§ WHAT THIS TASK INVOLVES: Identify the lines that contain the string "JSON", then copy each of them.

§ SUPPLIED DATA:
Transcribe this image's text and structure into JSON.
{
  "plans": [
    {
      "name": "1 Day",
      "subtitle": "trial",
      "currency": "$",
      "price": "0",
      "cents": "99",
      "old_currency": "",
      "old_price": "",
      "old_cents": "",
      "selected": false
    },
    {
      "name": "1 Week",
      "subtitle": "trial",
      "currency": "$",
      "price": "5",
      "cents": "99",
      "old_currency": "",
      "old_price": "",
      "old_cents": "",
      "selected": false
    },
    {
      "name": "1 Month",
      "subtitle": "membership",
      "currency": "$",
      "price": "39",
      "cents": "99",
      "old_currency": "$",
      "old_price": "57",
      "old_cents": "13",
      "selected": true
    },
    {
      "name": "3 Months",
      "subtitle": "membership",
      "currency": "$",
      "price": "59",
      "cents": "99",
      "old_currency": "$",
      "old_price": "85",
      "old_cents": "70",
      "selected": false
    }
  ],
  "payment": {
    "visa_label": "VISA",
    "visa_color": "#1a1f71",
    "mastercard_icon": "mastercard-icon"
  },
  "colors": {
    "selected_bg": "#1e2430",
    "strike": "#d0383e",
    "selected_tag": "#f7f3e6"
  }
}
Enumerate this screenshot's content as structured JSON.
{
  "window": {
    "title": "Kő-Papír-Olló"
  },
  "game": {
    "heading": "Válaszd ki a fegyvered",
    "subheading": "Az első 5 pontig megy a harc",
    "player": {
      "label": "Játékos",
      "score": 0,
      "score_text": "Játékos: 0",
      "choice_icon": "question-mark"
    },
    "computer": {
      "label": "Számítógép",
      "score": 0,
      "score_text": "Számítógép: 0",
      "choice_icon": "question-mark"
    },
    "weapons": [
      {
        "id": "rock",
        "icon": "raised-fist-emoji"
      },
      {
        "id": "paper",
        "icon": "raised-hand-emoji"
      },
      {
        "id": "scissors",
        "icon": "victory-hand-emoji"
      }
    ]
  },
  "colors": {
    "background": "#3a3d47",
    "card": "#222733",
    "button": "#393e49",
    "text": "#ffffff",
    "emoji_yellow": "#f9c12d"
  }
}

§ FINISHED TASK:
Transcribe this image's text and structure into JSON.
Enumerate this screenshot's content as structured JSON.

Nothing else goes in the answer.